What this task involves:
In the listing below, find every line containing "name" and copy it out.

Records for this task:
•••••
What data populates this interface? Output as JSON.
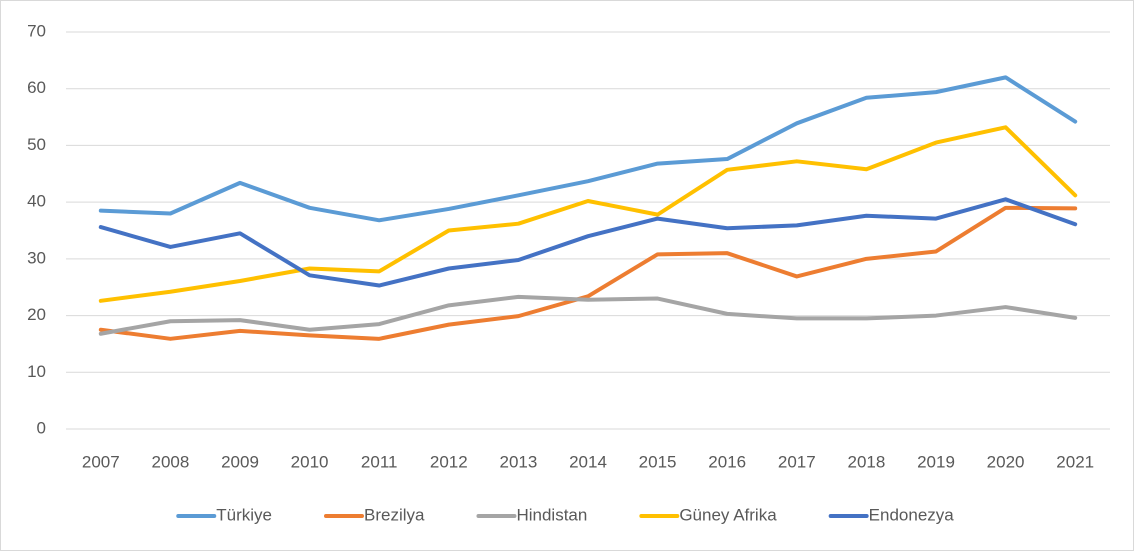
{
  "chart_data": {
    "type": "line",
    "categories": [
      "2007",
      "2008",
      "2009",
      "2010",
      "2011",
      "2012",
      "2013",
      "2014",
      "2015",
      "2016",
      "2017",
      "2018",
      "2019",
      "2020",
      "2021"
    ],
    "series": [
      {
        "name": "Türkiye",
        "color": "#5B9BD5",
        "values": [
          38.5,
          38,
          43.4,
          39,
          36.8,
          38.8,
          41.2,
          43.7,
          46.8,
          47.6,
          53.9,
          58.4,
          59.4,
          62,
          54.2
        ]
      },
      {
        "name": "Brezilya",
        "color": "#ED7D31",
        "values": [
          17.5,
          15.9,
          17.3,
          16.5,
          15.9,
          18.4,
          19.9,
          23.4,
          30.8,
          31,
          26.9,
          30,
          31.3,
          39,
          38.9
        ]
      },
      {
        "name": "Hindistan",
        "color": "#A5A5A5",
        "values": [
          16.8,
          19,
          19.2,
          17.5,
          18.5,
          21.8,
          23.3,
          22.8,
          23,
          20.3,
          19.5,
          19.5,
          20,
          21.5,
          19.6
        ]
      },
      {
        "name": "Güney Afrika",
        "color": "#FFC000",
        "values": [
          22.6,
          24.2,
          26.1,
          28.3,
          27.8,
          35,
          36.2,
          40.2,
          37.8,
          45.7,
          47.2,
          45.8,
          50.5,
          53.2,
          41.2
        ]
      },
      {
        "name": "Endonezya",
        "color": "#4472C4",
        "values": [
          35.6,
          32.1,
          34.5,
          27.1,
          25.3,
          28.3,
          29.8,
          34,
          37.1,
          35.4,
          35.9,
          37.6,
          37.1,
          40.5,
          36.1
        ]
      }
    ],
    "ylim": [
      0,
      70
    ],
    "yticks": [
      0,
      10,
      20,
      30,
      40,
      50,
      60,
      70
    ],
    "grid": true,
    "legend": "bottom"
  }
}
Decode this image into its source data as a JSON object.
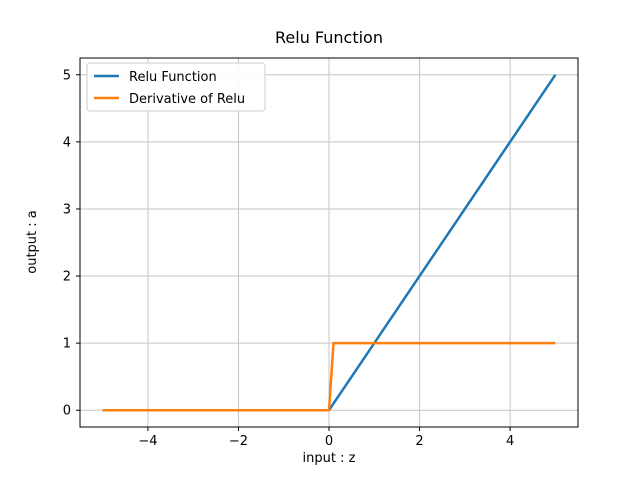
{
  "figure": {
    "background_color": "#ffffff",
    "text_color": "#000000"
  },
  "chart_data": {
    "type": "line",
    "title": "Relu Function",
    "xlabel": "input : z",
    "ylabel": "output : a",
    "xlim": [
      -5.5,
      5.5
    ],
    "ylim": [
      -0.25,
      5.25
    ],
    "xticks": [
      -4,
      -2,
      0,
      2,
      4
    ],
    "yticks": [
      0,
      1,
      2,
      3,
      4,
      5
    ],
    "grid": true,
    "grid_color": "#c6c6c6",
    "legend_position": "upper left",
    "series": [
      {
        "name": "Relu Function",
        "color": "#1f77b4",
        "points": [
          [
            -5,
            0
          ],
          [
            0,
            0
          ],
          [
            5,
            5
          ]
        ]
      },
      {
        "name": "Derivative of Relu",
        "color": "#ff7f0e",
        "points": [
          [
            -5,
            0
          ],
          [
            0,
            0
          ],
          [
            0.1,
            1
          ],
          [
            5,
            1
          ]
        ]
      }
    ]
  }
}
•••••
Answer to this problem:
        "name": "Türkiye",
        "name": "Brezilya",
        "name": "Hindistan",
        "name": "Güney Afrika",
        "name": "Endonezya",
        "name": "Relu Function",
        "name": "Derivative of Relu",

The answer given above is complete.